- REQUIRED TASK -
Please print all of the material below, word for word.

- Raw records -
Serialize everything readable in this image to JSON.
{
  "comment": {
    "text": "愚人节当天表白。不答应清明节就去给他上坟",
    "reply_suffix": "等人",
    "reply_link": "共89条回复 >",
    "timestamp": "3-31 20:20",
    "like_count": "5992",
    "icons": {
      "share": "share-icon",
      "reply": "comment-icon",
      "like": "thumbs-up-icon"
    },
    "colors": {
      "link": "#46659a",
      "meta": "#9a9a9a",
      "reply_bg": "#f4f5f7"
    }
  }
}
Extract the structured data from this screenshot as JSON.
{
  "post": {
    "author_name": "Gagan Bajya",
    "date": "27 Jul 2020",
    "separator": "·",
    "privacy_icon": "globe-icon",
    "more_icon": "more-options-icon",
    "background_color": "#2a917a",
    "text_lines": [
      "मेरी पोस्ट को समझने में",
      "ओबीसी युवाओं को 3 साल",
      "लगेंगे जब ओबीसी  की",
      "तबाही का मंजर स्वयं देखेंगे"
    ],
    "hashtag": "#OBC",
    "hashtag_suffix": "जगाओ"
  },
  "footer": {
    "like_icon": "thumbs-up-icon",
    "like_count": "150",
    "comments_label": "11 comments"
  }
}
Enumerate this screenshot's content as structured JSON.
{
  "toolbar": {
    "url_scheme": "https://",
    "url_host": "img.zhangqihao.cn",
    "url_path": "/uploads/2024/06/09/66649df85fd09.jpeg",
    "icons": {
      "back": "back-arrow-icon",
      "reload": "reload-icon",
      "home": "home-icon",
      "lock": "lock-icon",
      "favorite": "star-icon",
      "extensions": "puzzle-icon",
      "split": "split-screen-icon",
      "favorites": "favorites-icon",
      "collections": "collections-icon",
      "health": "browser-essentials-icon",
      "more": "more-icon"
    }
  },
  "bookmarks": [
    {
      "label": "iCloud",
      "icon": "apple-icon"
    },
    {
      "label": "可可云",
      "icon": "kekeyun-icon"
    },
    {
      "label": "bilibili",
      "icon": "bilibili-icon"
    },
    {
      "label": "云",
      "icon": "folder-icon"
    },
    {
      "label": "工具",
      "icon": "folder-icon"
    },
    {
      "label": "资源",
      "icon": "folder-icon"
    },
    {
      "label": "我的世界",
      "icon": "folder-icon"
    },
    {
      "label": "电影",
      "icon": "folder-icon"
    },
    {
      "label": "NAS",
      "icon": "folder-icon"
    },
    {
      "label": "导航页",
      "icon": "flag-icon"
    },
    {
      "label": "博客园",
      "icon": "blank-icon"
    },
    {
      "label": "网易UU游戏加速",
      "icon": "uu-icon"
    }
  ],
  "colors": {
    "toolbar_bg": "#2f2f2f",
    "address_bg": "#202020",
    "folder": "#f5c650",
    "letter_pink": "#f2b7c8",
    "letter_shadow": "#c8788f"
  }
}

- COMPLETED TASK -
Serialize everything readable in this image to JSON.
{
  "comment": {
    "text": "愚人节当天表白。不答应清明节就去给他上坟",
    "reply_suffix": "等人",
    "reply_link": "共89条回复 >",
    "timestamp": "3-31 20:20",
    "like_count": "5992",
    "icons": {
      "share": "share-icon",
      "reply": "comment-icon",
      "like": "thumbs-up-icon"
    },
    "colors": {
      "link": "#46659a",
      "meta": "#9a9a9a",
      "reply_bg": "#f4f5f7"
    }
  }
}
Extract the structured data from this screenshot as JSON.
{
  "post": {
    "author_name": "Gagan Bajya",
    "date": "27 Jul 2020",
    "separator": "·",
    "privacy_icon": "globe-icon",
    "more_icon": "more-options-icon",
    "background_color": "#2a917a",
    "text_lines": [
      "मेरी पोस्ट को समझने में",
      "ओबीसी युवाओं को 3 साल",
      "लगेंगे जब ओबीसी  की",
      "तबाही का मंजर स्वयं देखेंगे"
    ],
    "hashtag": "#OBC",
    "hashtag_suffix": "जगाओ"
  },
  "footer": {
    "like_icon": "thumbs-up-icon",
    "like_count": "150",
    "comments_label": "11 comments"
  }
}
Enumerate this screenshot's content as structured JSON.
{
  "toolbar": {
    "url_scheme": "https://",
    "url_host": "img.zhangqihao.cn",
    "url_path": "/uploads/2024/06/09/66649df85fd09.jpeg",
    "icons": {
      "back": "back-arrow-icon",
      "reload": "reload-icon",
      "home": "home-icon",
      "lock": "lock-icon",
      "favorite": "star-icon",
      "extensions": "puzzle-icon",
      "split": "split-screen-icon",
      "favorites": "favorites-icon",
      "collections": "collections-icon",
      "health": "browser-essentials-icon",
      "more": "more-icon"
    }
  },
  "bookmarks": [
    {
      "label": "iCloud",
      "icon": "apple-icon"
    },
    {
      "label": "可可云",
      "icon": "kekeyun-icon"
    },
    {
      "label": "bilibili",
      "icon": "bilibili-icon"
    },
    {
      "label": "云",
      "icon": "folder-icon"
    },
    {
      "label": "工具",
      "icon": "folder-icon"
    },
    {
      "label": "资源",
      "icon": "folder-icon"
    },
    {
      "label": "我的世界",
      "icon": "folder-icon"
    },
    {
      "label": "电影",
      "icon": "folder-icon"
    },
    {
      "label": "NAS",
      "icon": "folder-icon"
    },
    {
      "label": "导航页",
      "icon": "flag-icon"
    },
    {
      "label": "博客园",
      "icon": "blank-icon"
    },
    {
      "label": "网易UU游戏加速",
      "icon": "uu-icon"
    }
  ],
  "colors": {
    "toolbar_bg": "#2f2f2f",
    "address_bg": "#202020",
    "folder": "#f5c650",
    "letter_pink": "#f2b7c8",
    "letter_shadow": "#c8788f"
  }
}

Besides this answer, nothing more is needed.